■ **Requirement**
Reply with one number only, the count of lines holding the string "cdot".

Items from a dataset
━━━━━━━━

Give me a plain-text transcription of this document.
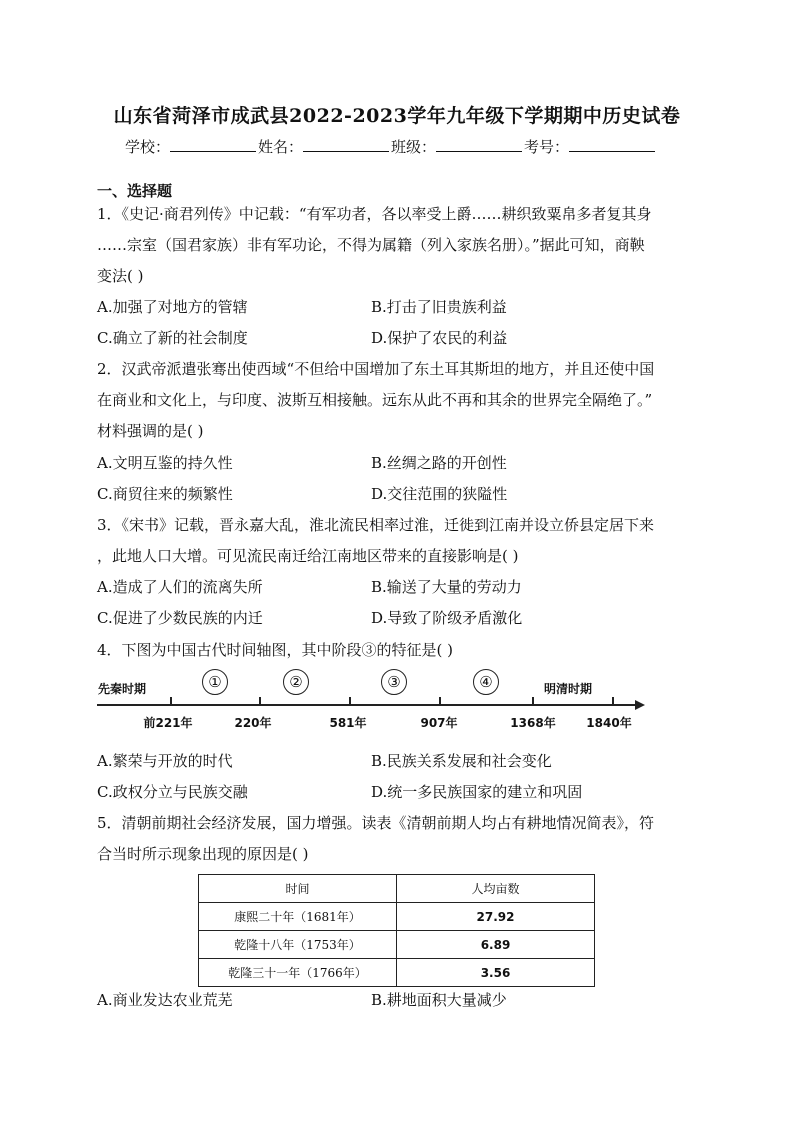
山东省菏泽市成武县2022-2023学年九年级下学期期中历史试卷
学校：	姓名：	班级：	考号：
一、选择题
1．《史记·商君列传》中记载：“有军功者，各以率受上爵……耕织致粟帛多者复其身
……宗室（国君家族）非有军功论，不得为属籍（列入家族名册）。”据此可知，商鞅
变法( )
A.加强了对地方的管辖	B.打击了旧贵族利益
C.确立了新的社会制度	D.保护了农民的利益
2．汉武帝派遣张骞出使西域“不但给中国增加了东土耳其斯坦的地方，并且还使中国
在商业和文化上，与印度、波斯互相接触。远东从此不再和其余的世界完全隔绝了。”
材料强调的是( )
A.文明互鉴的持久性	B.丝绸之路的开创性
C.商贸往来的频繁性	D.交往范围的狭隘性
3．《宋书》记载，晋永嘉大乱，淮北流民相率过淮，迁徙到江南并设立侨县定居下来
，此地人口大增。可见流民南迁给江南地区带来的直接影响是( )
A.造成了人们的流离失所	B.输送了大量的劳动力
C.促进了少数民族的内迁	D.导致了阶级矛盾激化
4．下图为中国古代时间轴图，其中阶段③的特征是( )
先秦时期	明清时期
①	②	③	④
前221年	220年	581年	907年	1368年	1840年
A.繁荣与开放的时代	B.民族关系发展和社会变化
C.政权分立与民族交融	D.统一多民族国家的建立和巩固
5．清朝前期社会经济发展，国力增强。读表《清朝前期人均占有耕地情况简表》，符
合当时所示现象出现的原因是( )
时间	人均亩数
康熙二十年（1681年）	27.92
乾隆十八年（1753年）	6.89
乾隆三十一年（1766年）	3.56
A.商业发达农业荒芜	B.耕地面积大量减少
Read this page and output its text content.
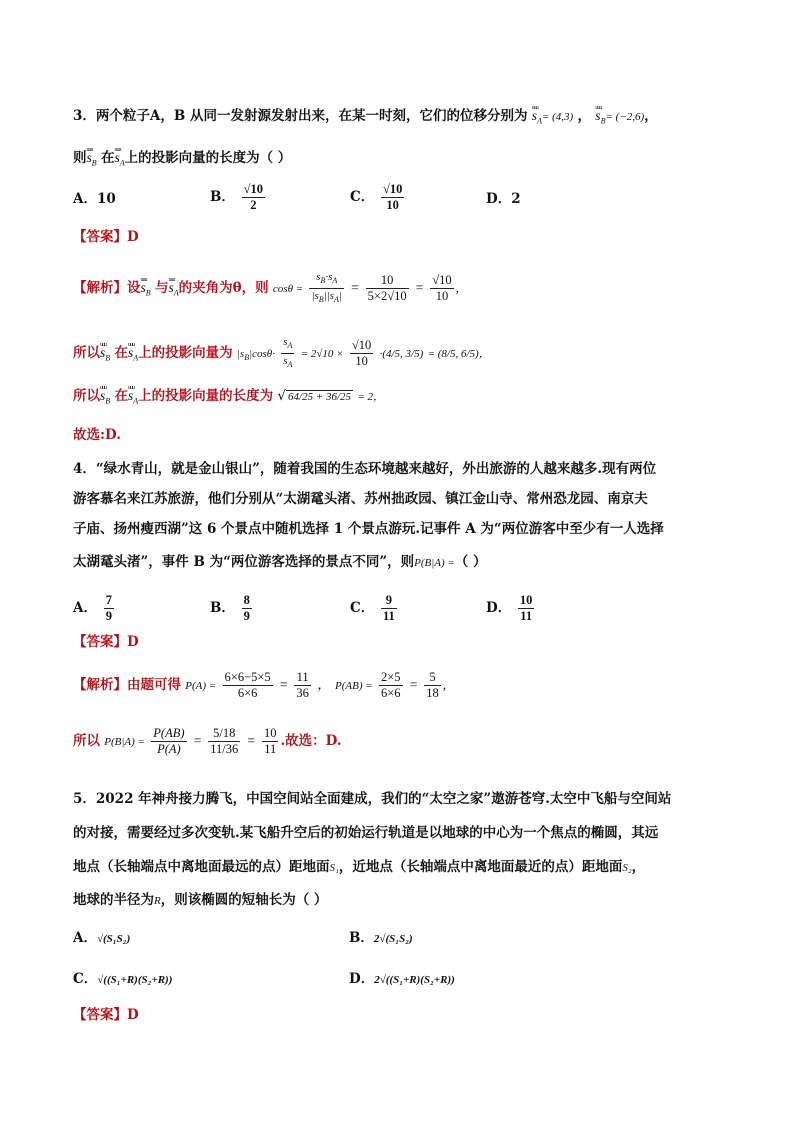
3．两个粒子A，B 从同一发射源发射出来，在某一时刻，它们的位移分别为 uuu $s_A= (4,3)$ ， uuu $s_B= (-2,6)$，
则uuu $s_B$ 在uuu $s_A$上的投影向量的长度为（ ）
A．10	B． $\frac{√10}{2}$	C． $\frac{√10}{10}$	D．2
【答案】D
【解析】设uuu $s_B$ 与uuu $s_A$的夹角为θ，则 $\cos\theta = \frac{s_B\cdot s_A}{|s_B||s_A|} = \frac{10}{5\times 2√10} = \frac{√10}{10}$ ,
所以uuu $s_B$ 在uuu $s_A$上的投影向量为 $|s_B|\cos\theta\cdot \frac{s_A}{s_A} = 2√10 \times \frac{√10}{10} \cdot(4/5$, 3/5) = (8/5, 6/5)，
所以uuu $s_B$ 在uuu $s_A$上的投影向量的长度为 √ 64/25 + 36/25 = 2，
故选:D.
4．“绿水青山，就是金山银山”，随着我国的生态环境越来越好，外出旅游的人越来越多.现有两位
游客慕名来江苏旅游，他们分别从“太湖鼋头渚、苏州拙政园、镇江金山寺、常州恐龙园、南京夫
子庙、扬州瘦西湖”这 6 个景点中随机选择 1 个景点游玩.记事件 A 为“两位游客中至少有一人选择
太湖鼋头渚”，事件 B 为“两位游客选择的景点不同”，则P(B|A) =（ ）
A． $\frac{7}{9}$	B． $\frac{8}{9}$	C． $\frac{9}{11}$	D． $\frac{10}{11}$
【答案】D
【解析】由题可得 $P(A) = \frac{6\times 6-5\times 5}{6\times 6} = \frac{11}{36}$ ， $P(AB) = \frac{2\times 5}{6\times 6} = \frac{5}{18}$ ,
所以 $P(B|A) = \frac{P(AB)}{P(A)} = \frac{5/18}{11/36} = \frac{10}{11}$ .故选：D.
5．2022 年神舟接力腾飞，中国空间站全面建成，我们的“太空之家”遨游苍穹.太空中飞船与空间站
的对接，需要经过多次变轨.某飞船升空后的初始运行轨道是以地球的中心为一个焦点的椭圆，其远
地点（长轴端点中离地面最远的点）距地面S₁，近地点（长轴端点中离地面最近的点）距地面S₂，
地球的半径为R，则该椭圆的短轴长为（ ）
A．√(S₁S₂)	B．2√(S₁S₂)
C．√((S₁+R)(S₂+R))	D．2√((S₁+R)(S₂+R))
【答案】D
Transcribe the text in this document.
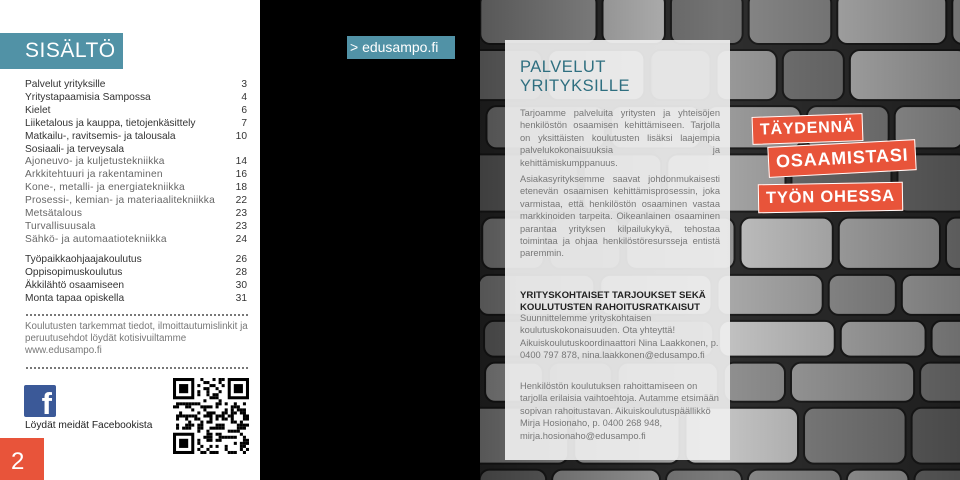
SISÄLTÖ
Palvelut yrityksille	3
Yritystapaamisia Sampossa	4
Kielet	6
Liiketalous ja kauppa, tietojenkäsittely	7
Matkailu-, ravitsemis- ja talousala	10
Sosiaali- ja terveysala
Ajoneuvo- ja kuljetustekniikka	14
Arkkitehtuuri ja rakentaminen	16
Kone-, metalli- ja energiatekniikka	18
Prosessi-, kemian- ja materiaalitekniikka 22
Metsätalous	23
Turvallisuusala	23
Sähkö- ja automaatiotekniikka	24
Työpaikkaohjaajakoulutus	26
Oppisopimuskoulutus	28
Äkkilähtö osaamiseen	30
Monta tapaa opiskella	31
Koulutusten tarkemmat tiedot, ilmoittautumislinkit ja peruutusehdot löydät kotisivuiltamme www.edusampo.fi
f
Löydät meidät Facebookista
2
> edusampo.fi
Suunnittelu
Nitro ID
Valokuvat
Shutterstock
Lukas Pearsall / Nitro ID
Taitto
Saimaan ammattiopisto Sampo
Painatus
Imatran painokarelia
Koulutuskalenterin lisätilaukset
tuija.kaustola@edusampo.fi
Saimaan ammattiopisto Sampo
PL 303, Armilankatu 40
53101 Lappeenranta
p. 02049 600
www.edusampo.fi
PALVELUT YRITYKSILLE
Tarjoamme palveluita yritysten ja yhteisöjen henkilöstön osaamisen kehittämiseen. Tarjolla on yksittäisten koulutusten lisäksi laajempia palvelukokonaisuuksia ja kehittämiskumppanuus.
Asiakasyrityksemme saavat johdonmukaisesti etenevän osaamisen kehittämisprosessin, joka varmistaa, että henkilöstön osaaminen vastaa markkinoiden tarpeita. Oikeanlainen osaaminen parantaa yrityksen kilpailukykyä, tehostaa toimintaa ja ohjaa henkilöstöresursseja entistä paremmin.
YRITYSKOHTAISET TARJOUKSET SEKÄ KOULUTUSTEN RAHOITUSRATKAISUT
Suunnittelemme yrityskohtaisen koulutuskokonaisuuden. Ota yhteyttä! Aikuiskoulutuskoordinaattori Nina Laakkonen, p. 0400 797 878, nina.laakkonen@edusampo.fi
Henkilöstön koulutuksen rahoittamiseen on tarjolla erilaisia vaihtoehtoja. Autamme etsimään sopivan rahoitustavan. Aikuiskoulutuspäällikkö Mirja Hosionaho, p. 0400 268 948, mirja.hosionaho@edusampo.fi
TÄYDENNÄ
OSAAMISTASI
TYÖN OHESSA
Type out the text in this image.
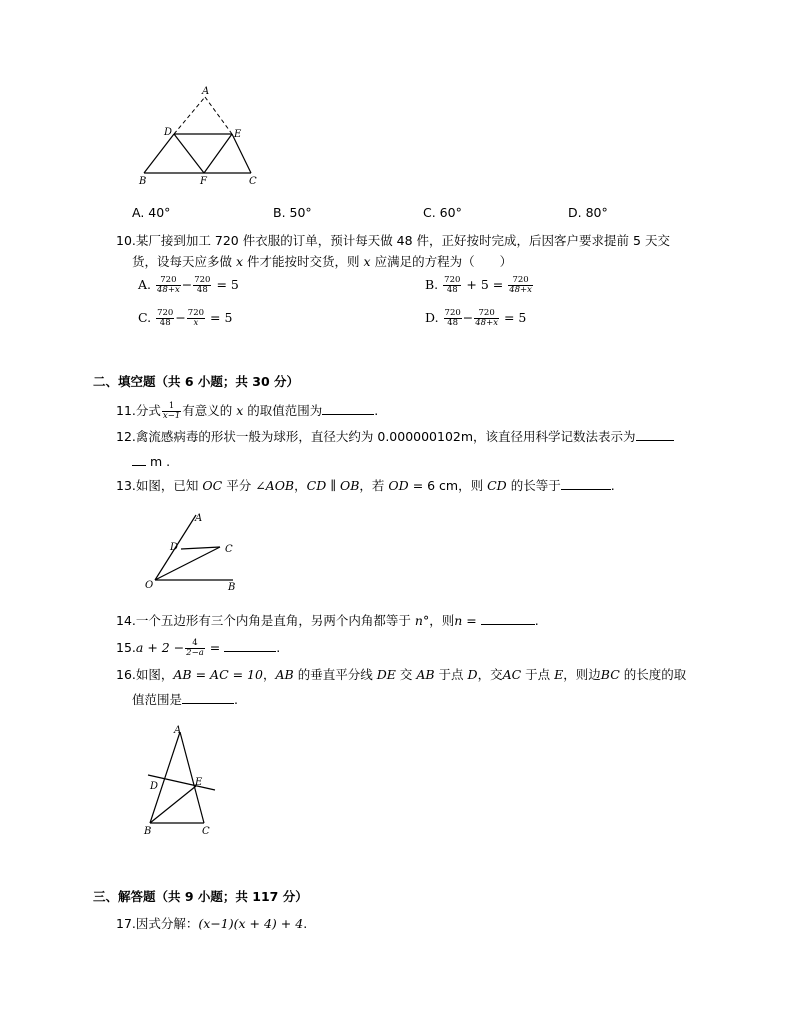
A
D	E
B	F	C
A. 40°	B. 50°	C. 60°	D. 80°
10.某厂接到加工 720 件衣服的订单，预计每天做 48 件，正好按时完成，后因客户要求提前 5 天交
货，设每天应多做 x 件才能按时交货，则 x 应满足的方程为（　　）
A. $\frac{720}{48+x} - \frac{720}{48} = 5$	B. $\frac{720}{48} + 5 = \frac{720}{48+x}$
C. $\frac{720}{48} - \frac{720}{x} = 5$	D. $\frac{720}{48} - \frac{720}{48+x} = 5$
二、填空题（共 6 小题；共 30 分）
11.分式 $\frac{1}{x-1}$ 有意义的 x 的取值范围为	.
12.禽流感病毒的形状一般为球形，直径大约为 0.000000102m，该直径用科学记数法表示为
m .
13.如图，已知 OC 平分 ∠AOB，CD ∥ OB，若 OD = 6 cm，则 CD 的长等于	.
A
D	C
O	B
14.一个五边形有三个内角是直角，另两个内角都等于 n°，则n =	.
$15.a + 2 - \frac{4}{2-a}$ =	.
16.如图，AB = AC = 10，AB 的垂直平分线 DE 交 AB 于点 D，交AC 于点 E，则边BC 的长度的取
值范围是	.
A
D	E
B	C
三、解答题（共 9 小题；共 117 分）
17.因式分解：(x−1)(x + 4) + 4.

━━━━━━━━

■ **Exercise answer**
2